[Data for processing]

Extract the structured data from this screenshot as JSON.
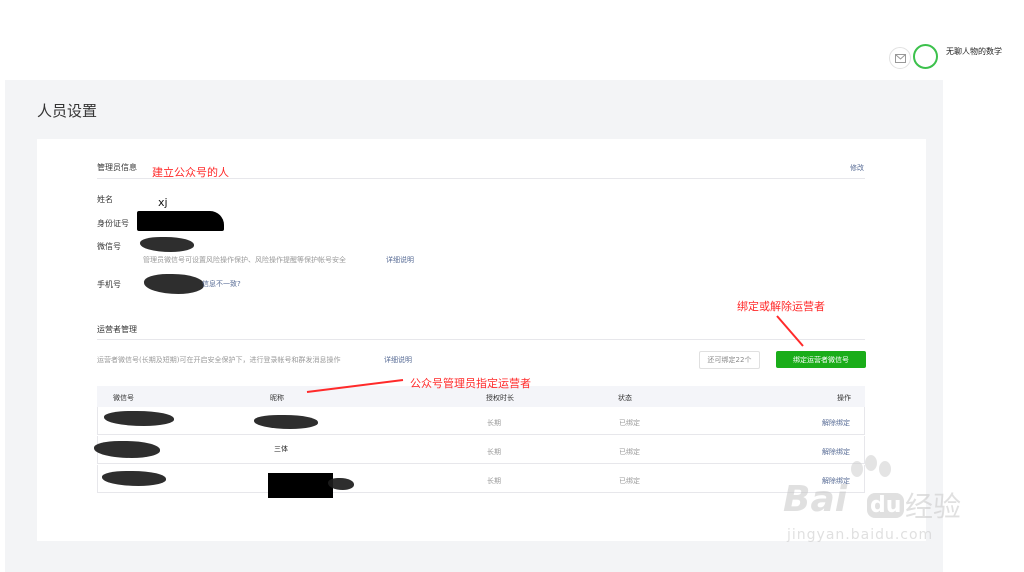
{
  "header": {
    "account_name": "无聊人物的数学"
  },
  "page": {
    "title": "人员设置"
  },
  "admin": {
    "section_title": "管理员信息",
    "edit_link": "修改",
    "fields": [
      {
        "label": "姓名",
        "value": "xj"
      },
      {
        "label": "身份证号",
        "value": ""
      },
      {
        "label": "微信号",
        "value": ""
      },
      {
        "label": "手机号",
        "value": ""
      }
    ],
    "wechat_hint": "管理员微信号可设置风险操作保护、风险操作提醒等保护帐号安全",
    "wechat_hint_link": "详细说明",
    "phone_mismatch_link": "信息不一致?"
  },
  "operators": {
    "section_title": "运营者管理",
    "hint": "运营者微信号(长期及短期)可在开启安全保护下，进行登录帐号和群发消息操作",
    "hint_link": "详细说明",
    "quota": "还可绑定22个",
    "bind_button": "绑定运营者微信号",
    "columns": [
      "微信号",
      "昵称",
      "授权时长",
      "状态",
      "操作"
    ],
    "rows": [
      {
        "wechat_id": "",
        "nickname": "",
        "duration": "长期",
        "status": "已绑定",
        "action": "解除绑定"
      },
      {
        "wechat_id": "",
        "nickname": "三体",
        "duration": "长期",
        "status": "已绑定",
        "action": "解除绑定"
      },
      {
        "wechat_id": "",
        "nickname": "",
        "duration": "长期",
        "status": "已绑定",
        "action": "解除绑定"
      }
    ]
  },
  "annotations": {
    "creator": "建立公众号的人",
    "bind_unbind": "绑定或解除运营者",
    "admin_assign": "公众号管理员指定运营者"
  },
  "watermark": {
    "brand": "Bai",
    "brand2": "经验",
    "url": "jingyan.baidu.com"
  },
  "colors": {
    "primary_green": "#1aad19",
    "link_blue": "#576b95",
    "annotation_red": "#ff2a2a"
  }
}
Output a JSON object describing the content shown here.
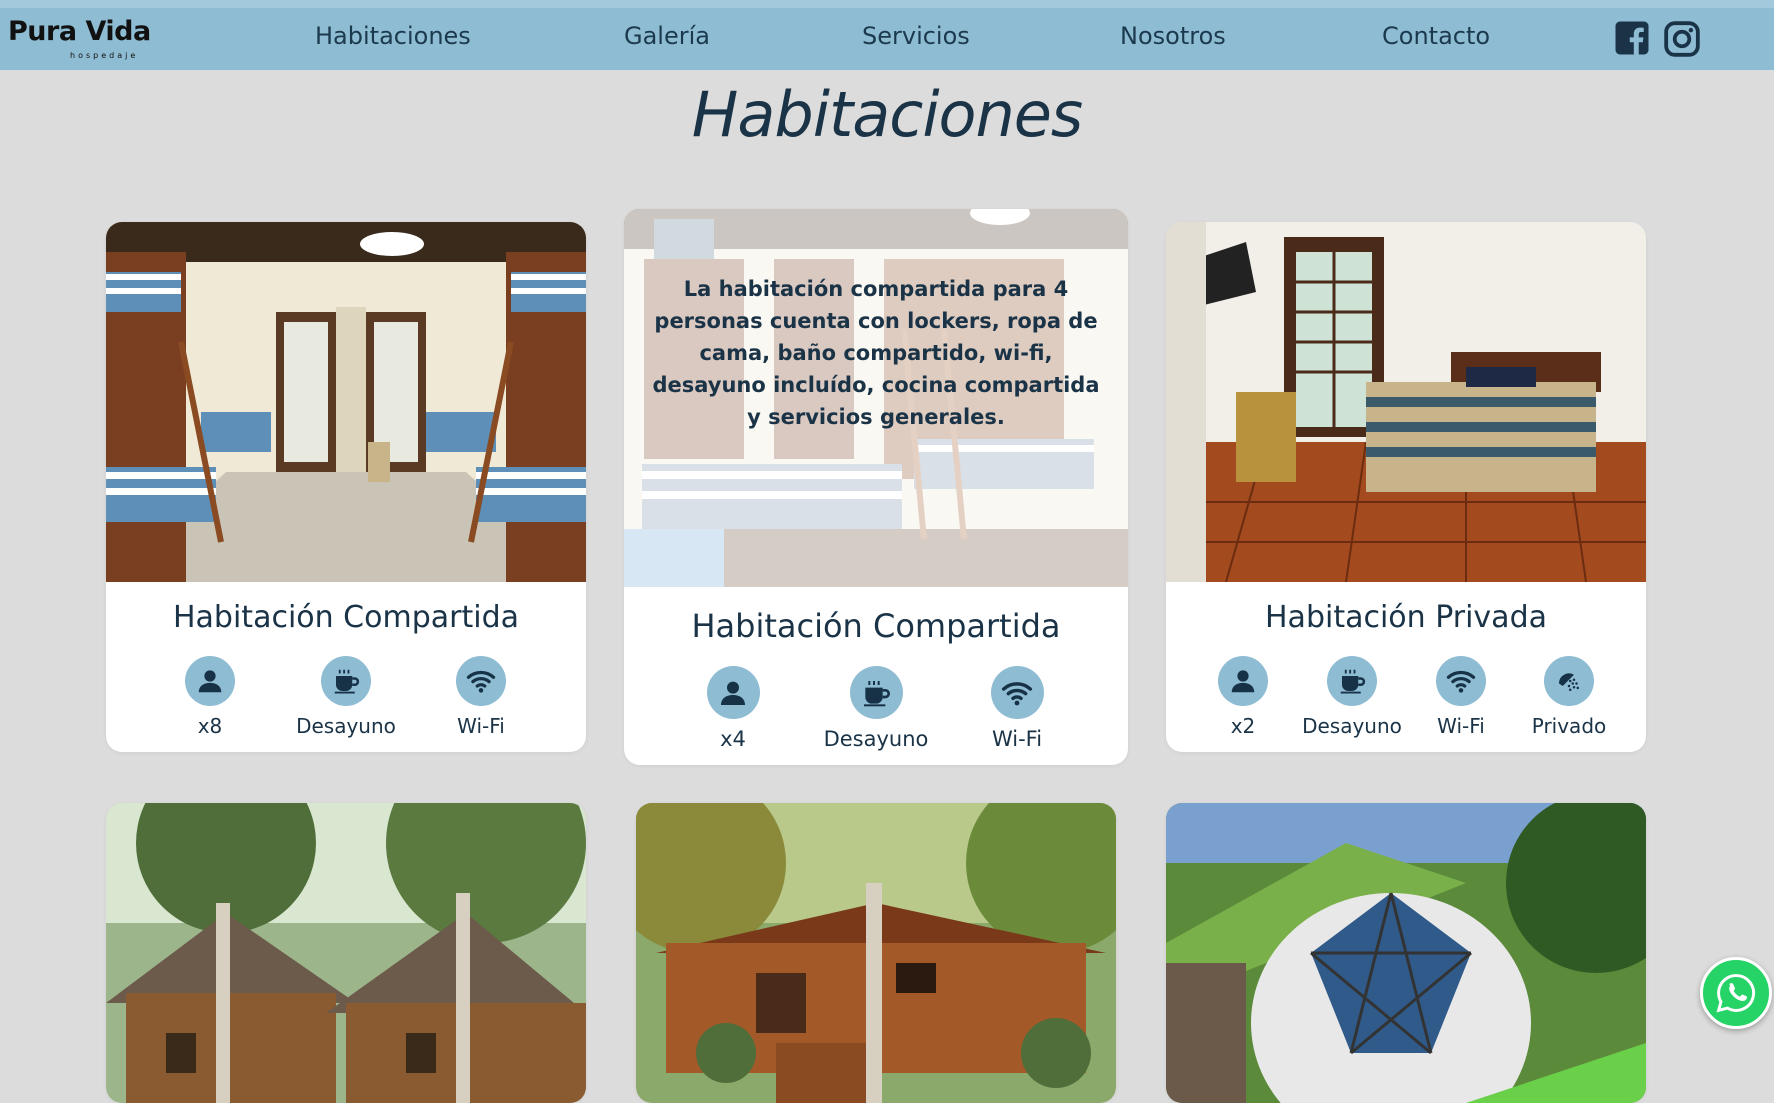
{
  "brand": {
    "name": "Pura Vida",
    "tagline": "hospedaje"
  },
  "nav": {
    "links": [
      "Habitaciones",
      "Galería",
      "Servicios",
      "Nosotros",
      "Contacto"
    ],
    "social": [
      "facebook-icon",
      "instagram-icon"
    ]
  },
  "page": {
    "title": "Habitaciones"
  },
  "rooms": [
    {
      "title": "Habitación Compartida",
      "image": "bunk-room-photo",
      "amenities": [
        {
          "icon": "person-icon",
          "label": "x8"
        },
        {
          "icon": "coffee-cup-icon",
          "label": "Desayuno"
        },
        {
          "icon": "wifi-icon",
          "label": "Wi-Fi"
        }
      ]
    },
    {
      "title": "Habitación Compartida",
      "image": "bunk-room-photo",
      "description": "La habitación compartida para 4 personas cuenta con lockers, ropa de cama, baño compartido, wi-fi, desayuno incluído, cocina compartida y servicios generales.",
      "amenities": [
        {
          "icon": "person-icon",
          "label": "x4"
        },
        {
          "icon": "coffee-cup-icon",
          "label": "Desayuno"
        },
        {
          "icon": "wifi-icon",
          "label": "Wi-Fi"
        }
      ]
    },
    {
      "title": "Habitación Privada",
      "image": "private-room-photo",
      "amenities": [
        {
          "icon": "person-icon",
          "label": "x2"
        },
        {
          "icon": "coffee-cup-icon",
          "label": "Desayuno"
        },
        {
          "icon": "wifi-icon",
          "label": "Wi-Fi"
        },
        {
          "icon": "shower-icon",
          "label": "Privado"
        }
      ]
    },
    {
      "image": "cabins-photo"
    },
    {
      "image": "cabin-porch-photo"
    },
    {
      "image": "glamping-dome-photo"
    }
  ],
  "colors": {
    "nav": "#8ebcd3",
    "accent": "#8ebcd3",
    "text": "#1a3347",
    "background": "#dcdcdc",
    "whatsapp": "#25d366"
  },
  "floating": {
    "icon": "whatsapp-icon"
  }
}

[Description of the task]
Go through the entries above and print each one exactly, minus the pictures.

[Reply to the exercise]
Extract the structured data from this screenshot as JSON.
{
  "header": {
    "account_name": "无聊人物的数学"
  },
  "page": {
    "title": "人员设置"
  },
  "admin": {
    "section_title": "管理员信息",
    "edit_link": "修改",
    "fields": [
      {
        "label": "姓名",
        "value": "xj"
      },
      {
        "label": "身份证号",
        "value": ""
      },
      {
        "label": "微信号",
        "value": ""
      },
      {
        "label": "手机号",
        "value": ""
      }
    ],
    "wechat_hint": "管理员微信号可设置风险操作保护、风险操作提醒等保护帐号安全",
    "wechat_hint_link": "详细说明",
    "phone_mismatch_link": "信息不一致?"
  },
  "operators": {
    "section_title": "运营者管理",
    "hint": "运营者微信号(长期及短期)可在开启安全保护下，进行登录帐号和群发消息操作",
    "hint_link": "详细说明",
    "quota": "还可绑定22个",
    "bind_button": "绑定运营者微信号",
    "columns": [
      "微信号",
      "昵称",
      "授权时长",
      "状态",
      "操作"
    ],
    "rows": [
      {
        "wechat_id": "",
        "nickname": "",
        "duration": "长期",
        "status": "已绑定",
        "action": "解除绑定"
      },
      {
        "wechat_id": "",
        "nickname": "三体",
        "duration": "长期",
        "status": "已绑定",
        "action": "解除绑定"
      },
      {
        "wechat_id": "",
        "nickname": "",
        "duration": "长期",
        "status": "已绑定",
        "action": "解除绑定"
      }
    ]
  },
  "annotations": {
    "creator": "建立公众号的人",
    "bind_unbind": "绑定或解除运营者",
    "admin_assign": "公众号管理员指定运营者"
  },
  "watermark": {
    "brand": "Bai",
    "brand2": "经验",
    "url": "jingyan.baidu.com"
  },
  "colors": {
    "primary_green": "#1aad19",
    "link_blue": "#576b95",
    "annotation_red": "#ff2a2a"
  }
}
Output a JSON object describing the content shown here.
{
  "brand": {
    "name": "Pura Vida",
    "tagline": "hospedaje"
  },
  "nav": {
    "links": [
      "Habitaciones",
      "Galería",
      "Servicios",
      "Nosotros",
      "Contacto"
    ],
    "social": [
      "facebook-icon",
      "instagram-icon"
    ]
  },
  "page": {
    "title": "Habitaciones"
  },
  "rooms": [
    {
      "title": "Habitación Compartida",
      "image": "bunk-room-photo",
      "amenities": [
        {
          "icon": "person-icon",
          "label": "x8"
        },
        {
          "icon": "coffee-cup-icon",
          "label": "Desayuno"
        },
        {
          "icon": "wifi-icon",
          "label": "Wi-Fi"
        }
      ]
    },
    {
      "title": "Habitación Compartida",
      "image": "bunk-room-photo",
      "description": "La habitación compartida para 4 personas cuenta con lockers, ropa de cama, baño compartido, wi-fi, desayuno incluído, cocina compartida y servicios generales.",
      "amenities": [
        {
          "icon": "person-icon",
          "label": "x4"
        },
        {
          "icon": "coffee-cup-icon",
          "label": "Desayuno"
        },
        {
          "icon": "wifi-icon",
          "label": "Wi-Fi"
        }
      ]
    },
    {
      "title": "Habitación Privada",
      "image": "private-room-photo",
      "amenities": [
        {
          "icon": "person-icon",
          "label": "x2"
        },
        {
          "icon": "coffee-cup-icon",
          "label": "Desayuno"
        },
        {
          "icon": "wifi-icon",
          "label": "Wi-Fi"
        },
        {
          "icon": "shower-icon",
          "label": "Privado"
        }
      ]
    },
    {
      "image": "cabins-photo"
    },
    {
      "image": "cabin-porch-photo"
    },
    {
      "image": "glamping-dome-photo"
    }
  ],
  "colors": {
    "nav": "#8ebcd3",
    "accent": "#8ebcd3",
    "text": "#1a3347",
    "background": "#dcdcdc",
    "whatsapp": "#25d366"
  },
  "floating": {
    "icon": "whatsapp-icon"
  }
}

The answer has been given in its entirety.